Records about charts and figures

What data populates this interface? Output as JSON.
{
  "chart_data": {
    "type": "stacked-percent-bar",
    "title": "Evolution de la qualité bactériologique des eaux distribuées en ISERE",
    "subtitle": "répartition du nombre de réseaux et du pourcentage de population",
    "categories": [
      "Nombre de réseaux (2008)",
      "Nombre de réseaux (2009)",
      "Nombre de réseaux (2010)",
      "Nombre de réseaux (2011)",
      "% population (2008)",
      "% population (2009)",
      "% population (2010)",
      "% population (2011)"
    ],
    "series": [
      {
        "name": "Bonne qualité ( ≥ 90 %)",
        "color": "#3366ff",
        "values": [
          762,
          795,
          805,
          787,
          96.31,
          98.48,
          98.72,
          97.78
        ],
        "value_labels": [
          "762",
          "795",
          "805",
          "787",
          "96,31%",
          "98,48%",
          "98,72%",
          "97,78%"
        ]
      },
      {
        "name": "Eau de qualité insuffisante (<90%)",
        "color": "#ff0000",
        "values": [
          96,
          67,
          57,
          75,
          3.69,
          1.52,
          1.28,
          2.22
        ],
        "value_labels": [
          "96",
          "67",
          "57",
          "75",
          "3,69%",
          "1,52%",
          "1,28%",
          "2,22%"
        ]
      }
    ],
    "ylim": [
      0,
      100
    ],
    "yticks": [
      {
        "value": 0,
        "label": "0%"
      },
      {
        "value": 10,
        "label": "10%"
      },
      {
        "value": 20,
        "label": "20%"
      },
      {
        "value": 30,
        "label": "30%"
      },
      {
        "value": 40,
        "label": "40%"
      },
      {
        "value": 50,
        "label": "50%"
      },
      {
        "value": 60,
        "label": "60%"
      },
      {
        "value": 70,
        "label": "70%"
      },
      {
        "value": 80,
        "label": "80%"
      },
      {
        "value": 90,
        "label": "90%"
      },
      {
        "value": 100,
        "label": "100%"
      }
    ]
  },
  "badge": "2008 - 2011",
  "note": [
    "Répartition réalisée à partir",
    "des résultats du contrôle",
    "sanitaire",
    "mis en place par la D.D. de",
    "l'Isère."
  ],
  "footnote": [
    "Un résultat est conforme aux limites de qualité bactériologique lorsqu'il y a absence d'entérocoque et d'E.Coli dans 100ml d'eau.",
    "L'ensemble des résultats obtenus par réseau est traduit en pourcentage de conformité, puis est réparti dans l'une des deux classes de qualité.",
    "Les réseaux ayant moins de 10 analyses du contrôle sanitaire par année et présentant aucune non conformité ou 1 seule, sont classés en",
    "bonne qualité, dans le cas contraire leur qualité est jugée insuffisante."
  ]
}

**Work to complete**
Copy out the full set of records precisely, leaving nothing out.

**Answer to this exercise**
What data populates this interface? Output as JSON.
{
  "chart_data": {
    "type": "stacked-percent-bar",
    "title": "Evolution de la qualité bactériologique des eaux distribuées en ISERE",
    "subtitle": "répartition du nombre de réseaux et du pourcentage de population",
    "categories": [
      "Nombre de réseaux (2008)",
      "Nombre de réseaux (2009)",
      "Nombre de réseaux (2010)",
      "Nombre de réseaux (2011)",
      "% population (2008)",
      "% population (2009)",
      "% population (2010)",
      "% population (2011)"
    ],
    "series": [
      {
        "name": "Bonne qualité ( ≥ 90 %)",
        "color": "#3366ff",
        "values": [
          762,
          795,
          805,
          787,
          96.31,
          98.48,
          98.72,
          97.78
        ],
        "value_labels": [
          "762",
          "795",
          "805",
          "787",
          "96,31%",
          "98,48%",
          "98,72%",
          "97,78%"
        ]
      },
      {
        "name": "Eau de qualité insuffisante (<90%)",
        "color": "#ff0000",
        "values": [
          96,
          67,
          57,
          75,
          3.69,
          1.52,
          1.28,
          2.22
        ],
        "value_labels": [
          "96",
          "67",
          "57",
          "75",
          "3,69%",
          "1,52%",
          "1,28%",
          "2,22%"
        ]
      }
    ],
    "ylim": [
      0,
      100
    ],
    "yticks": [
      {
        "value": 0,
        "label": "0%"
      },
      {
        "value": 10,
        "label": "10%"
      },
      {
        "value": 20,
        "label": "20%"
      },
      {
        "value": 30,
        "label": "30%"
      },
      {
        "value": 40,
        "label": "40%"
      },
      {
        "value": 50,
        "label": "50%"
      },
      {
        "value": 60,
        "label": "60%"
      },
      {
        "value": 70,
        "label": "70%"
      },
      {
        "value": 80,
        "label": "80%"
      },
      {
        "value": 90,
        "label": "90%"
      },
      {
        "value": 100,
        "label": "100%"
      }
    ]
  },
  "badge": "2008 - 2011",
  "note": [
    "Répartition réalisée à partir",
    "des résultats du contrôle",
    "sanitaire",
    "mis en place par la D.D. de",
    "l'Isère."
  ],
  "footnote": [
    "Un résultat est conforme aux limites de qualité bactériologique lorsqu'il y a absence d'entérocoque et d'E.Coli dans 100ml d'eau.",
    "L'ensemble des résultats obtenus par réseau est traduit en pourcentage de conformité, puis est réparti dans l'une des deux classes de qualité.",
    "Les réseaux ayant moins de 10 analyses du contrôle sanitaire par année et présentant aucune non conformité ou 1 seule, sont classés en",
    "bonne qualité, dans le cas contraire leur qualité est jugée insuffisante."
  ]
}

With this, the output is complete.